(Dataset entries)
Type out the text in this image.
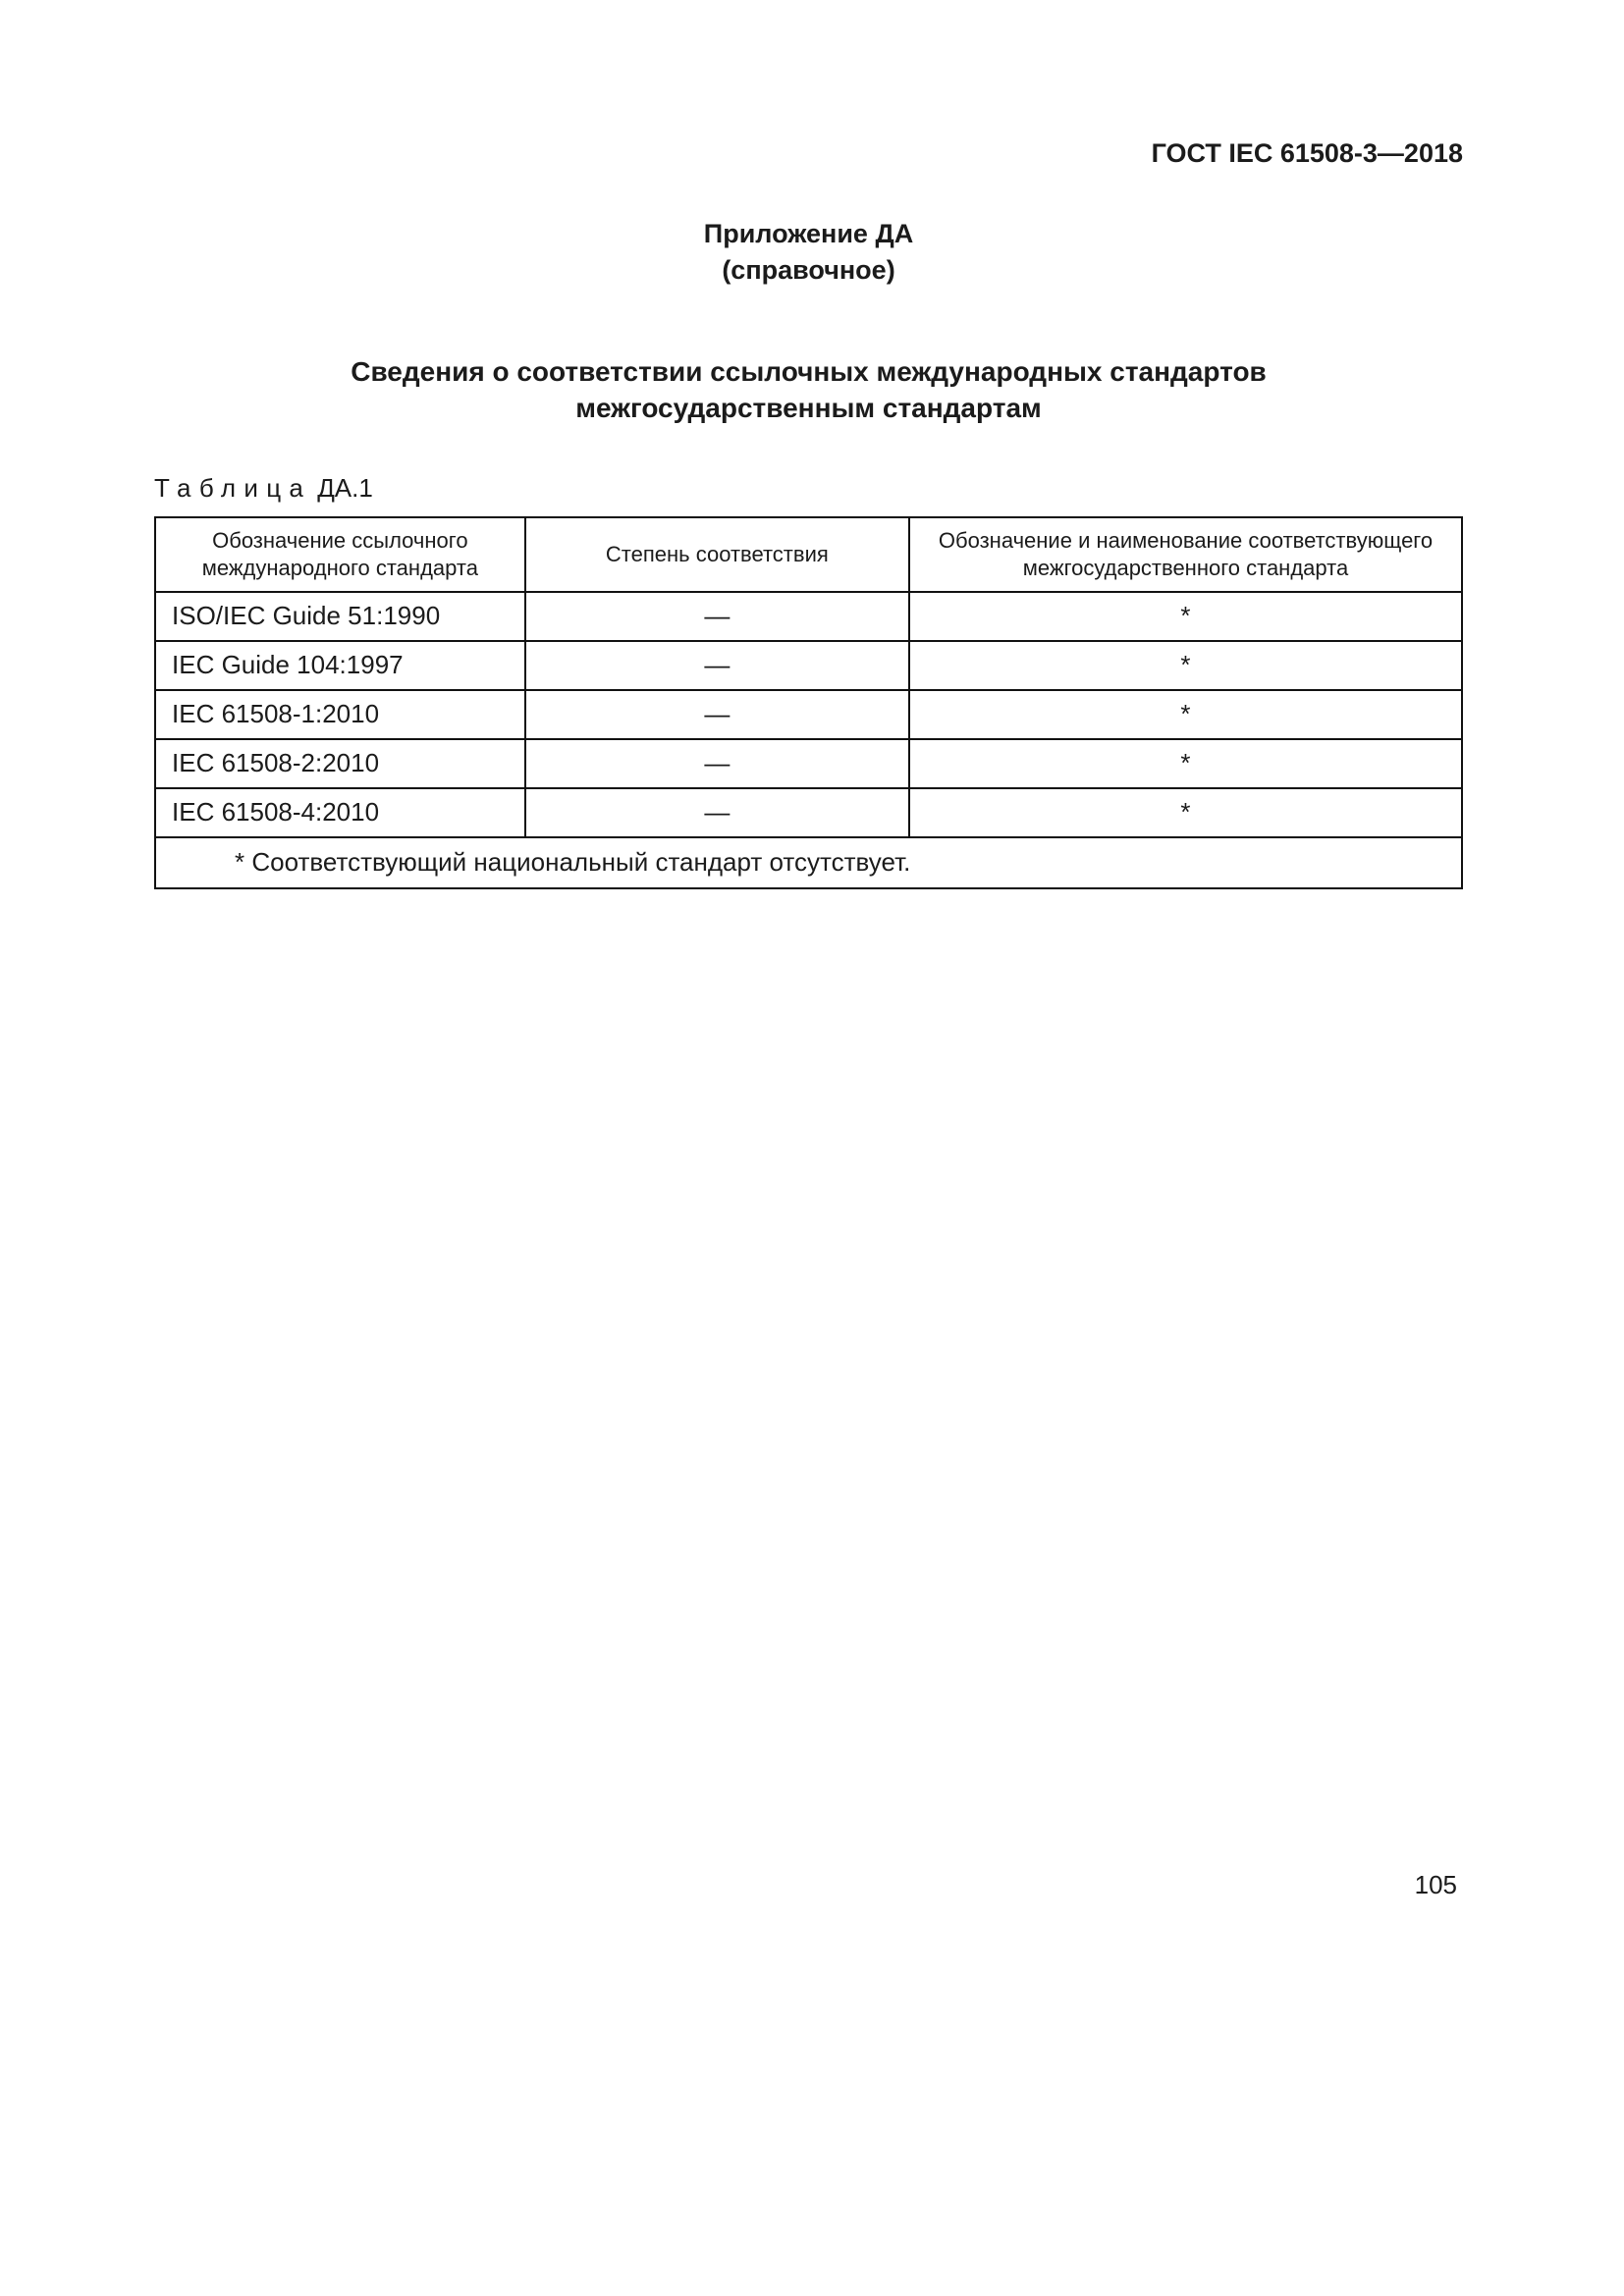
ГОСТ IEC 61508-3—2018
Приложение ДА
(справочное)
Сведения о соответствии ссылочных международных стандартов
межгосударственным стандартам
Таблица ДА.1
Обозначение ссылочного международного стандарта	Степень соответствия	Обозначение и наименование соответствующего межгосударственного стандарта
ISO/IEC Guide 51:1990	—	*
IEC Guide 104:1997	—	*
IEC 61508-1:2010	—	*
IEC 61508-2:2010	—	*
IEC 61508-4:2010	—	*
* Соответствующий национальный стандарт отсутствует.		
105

TASK REQUIREMENTS:
Check each line above for "Guide" and return the ones that have it.

RESULT OF THE TASK:
ISO/IEC Guide 51:1990	—	*
IEC Guide 104:1997	—	*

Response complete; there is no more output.